TASK TO CARRY OUT:
Report every line in the listing below where the string "Complex" shows up.

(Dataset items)
····················
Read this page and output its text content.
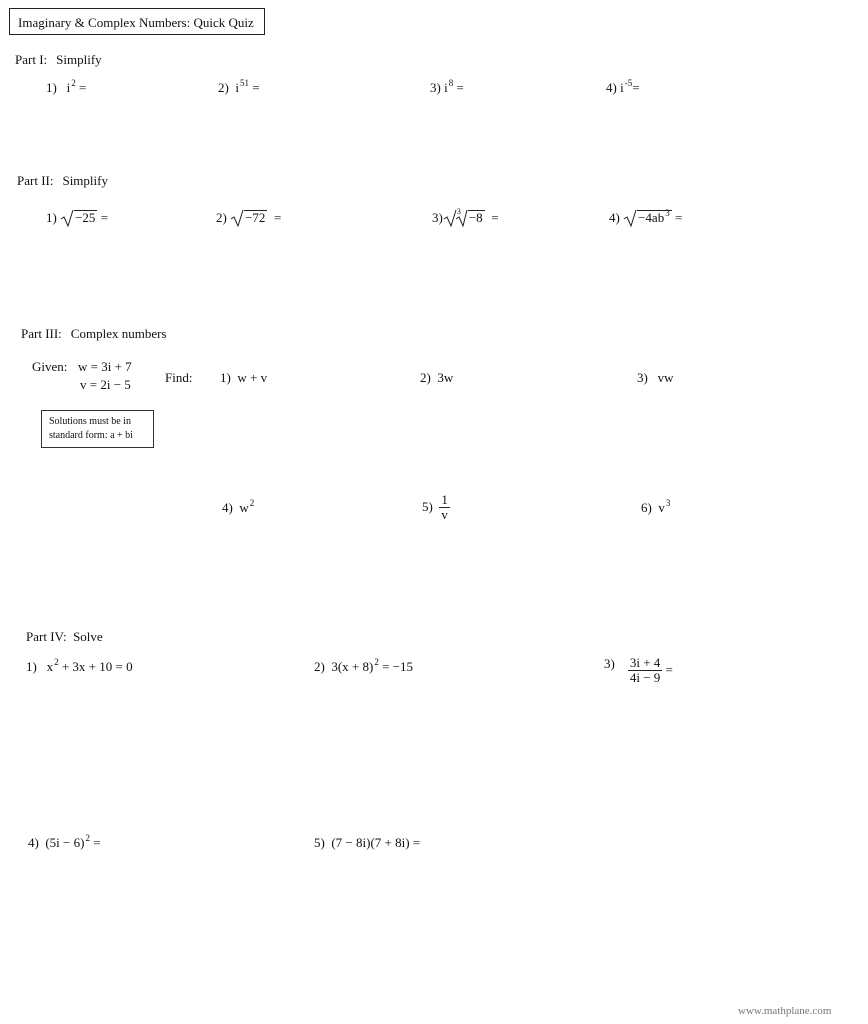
Imaginary & Complex Numbers: Quick Quiz
Part I: Simplify
1) $i^2$ =	2) $i^{51}$ =	3) $i^8$ =	4) $i^{-5}=$
Part II: Simplify
1) −25 =	2) −72 =	3) $^3$ −8 =	$4) -4ab^3$ =
Part III: Complex numbers
Given: w = 3i + 7
v = 2i − 5	Find:
Solutions must be in
standard form: a + bi
1) w + v	2) 3w	3) vw
4) $w^2$	$5) \frac{1}{v}$	6) $v^3$
Part IV: Solve
1) $x^2 + 3x + 10 = 0$	2) $3(x + 8)^2 = -15$	$3) \frac{3i + 4}{4i - 9}$ =
4) $(5i - 6)^2$ =	5) (7 − 8i)(7 + 8i) =
www.mathplane.com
····················
RESPONSE TO THIS TASK:
Imaginary & Complex Numbers: Quick Quiz
Part III: Complex numbers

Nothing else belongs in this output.